Written request: Rewrite the lines of the entries below, from the line containing "131, 64, 146]" through the line containing "451, 64, 466]", as a JSON list with one string per line and blank lines omitted. Include only those lines.

Exercise materials:
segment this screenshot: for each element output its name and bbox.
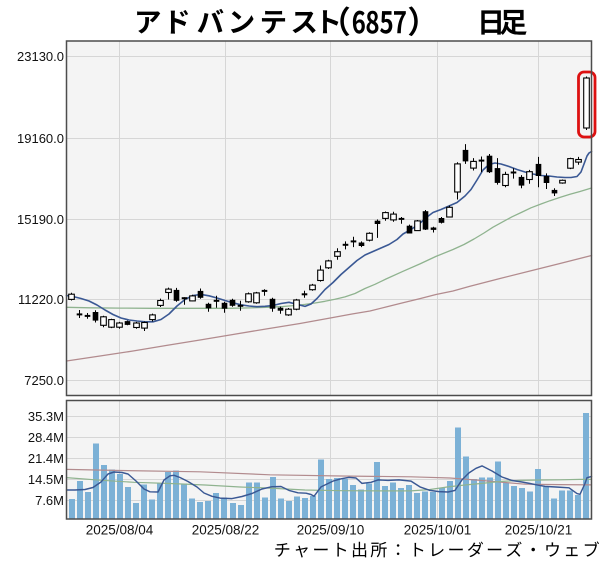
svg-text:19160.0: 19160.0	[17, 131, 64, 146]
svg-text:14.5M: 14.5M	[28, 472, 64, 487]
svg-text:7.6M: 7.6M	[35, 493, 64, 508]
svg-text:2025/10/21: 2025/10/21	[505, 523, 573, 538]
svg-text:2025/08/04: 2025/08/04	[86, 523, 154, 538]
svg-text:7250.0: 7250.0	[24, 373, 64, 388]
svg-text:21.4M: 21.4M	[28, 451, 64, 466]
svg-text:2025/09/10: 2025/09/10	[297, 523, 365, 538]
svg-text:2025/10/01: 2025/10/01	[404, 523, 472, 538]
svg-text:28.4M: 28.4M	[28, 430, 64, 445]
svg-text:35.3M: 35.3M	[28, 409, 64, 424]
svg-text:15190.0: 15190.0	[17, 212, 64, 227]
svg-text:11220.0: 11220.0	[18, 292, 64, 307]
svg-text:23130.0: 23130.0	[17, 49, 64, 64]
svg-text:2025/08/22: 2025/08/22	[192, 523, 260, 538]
* * *
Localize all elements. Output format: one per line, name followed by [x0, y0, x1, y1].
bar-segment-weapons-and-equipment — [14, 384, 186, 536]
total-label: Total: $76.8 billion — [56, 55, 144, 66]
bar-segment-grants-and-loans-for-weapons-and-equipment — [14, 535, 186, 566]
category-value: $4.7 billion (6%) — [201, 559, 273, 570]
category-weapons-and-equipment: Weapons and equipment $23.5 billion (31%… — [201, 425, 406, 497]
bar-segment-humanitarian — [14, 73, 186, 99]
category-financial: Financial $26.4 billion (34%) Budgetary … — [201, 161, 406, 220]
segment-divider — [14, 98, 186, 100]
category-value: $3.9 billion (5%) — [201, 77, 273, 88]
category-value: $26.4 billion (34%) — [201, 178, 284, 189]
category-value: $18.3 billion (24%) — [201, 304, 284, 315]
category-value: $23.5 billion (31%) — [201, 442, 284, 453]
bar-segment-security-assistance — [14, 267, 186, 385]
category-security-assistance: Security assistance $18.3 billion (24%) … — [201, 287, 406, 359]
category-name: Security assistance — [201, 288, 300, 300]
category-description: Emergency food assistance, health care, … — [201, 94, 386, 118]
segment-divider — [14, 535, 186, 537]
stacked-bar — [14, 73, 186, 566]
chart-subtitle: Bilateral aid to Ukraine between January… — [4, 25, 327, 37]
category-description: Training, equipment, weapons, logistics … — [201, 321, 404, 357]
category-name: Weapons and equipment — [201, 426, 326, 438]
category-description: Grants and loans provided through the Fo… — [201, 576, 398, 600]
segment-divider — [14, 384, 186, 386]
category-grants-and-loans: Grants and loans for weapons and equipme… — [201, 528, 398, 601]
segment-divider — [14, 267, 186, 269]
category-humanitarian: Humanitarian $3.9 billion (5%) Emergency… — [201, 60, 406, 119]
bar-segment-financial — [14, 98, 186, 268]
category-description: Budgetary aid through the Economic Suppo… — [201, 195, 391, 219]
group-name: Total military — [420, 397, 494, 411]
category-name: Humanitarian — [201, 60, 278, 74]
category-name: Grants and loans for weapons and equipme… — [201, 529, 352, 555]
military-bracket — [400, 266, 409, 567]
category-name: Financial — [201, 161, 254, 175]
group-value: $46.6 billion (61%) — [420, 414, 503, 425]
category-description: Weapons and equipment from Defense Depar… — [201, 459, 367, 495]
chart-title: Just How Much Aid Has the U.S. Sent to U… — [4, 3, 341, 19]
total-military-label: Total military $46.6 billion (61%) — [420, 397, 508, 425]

Written reply:
[
  "svg-text:19160.0: 19160.0\t[17, 131, 64, 146]",
  "svg-text:14.5M: 14.5M\t[28, 472, 64, 487]",
  "svg-text:7.6M: 7.6M\t[35, 493, 64, 508]",
  "svg-text:2025/10/21: 2025/10/21\t[505, 523, 573, 538]",
  "svg-text:2025/08/04: 2025/08/04\t[86, 523, 154, 538]",
  "svg-text:7250.0: 7250.0\t[24, 373, 64, 388]",
  "svg-text:21.4M: 21.4M\t[28, 451, 64, 466]"
]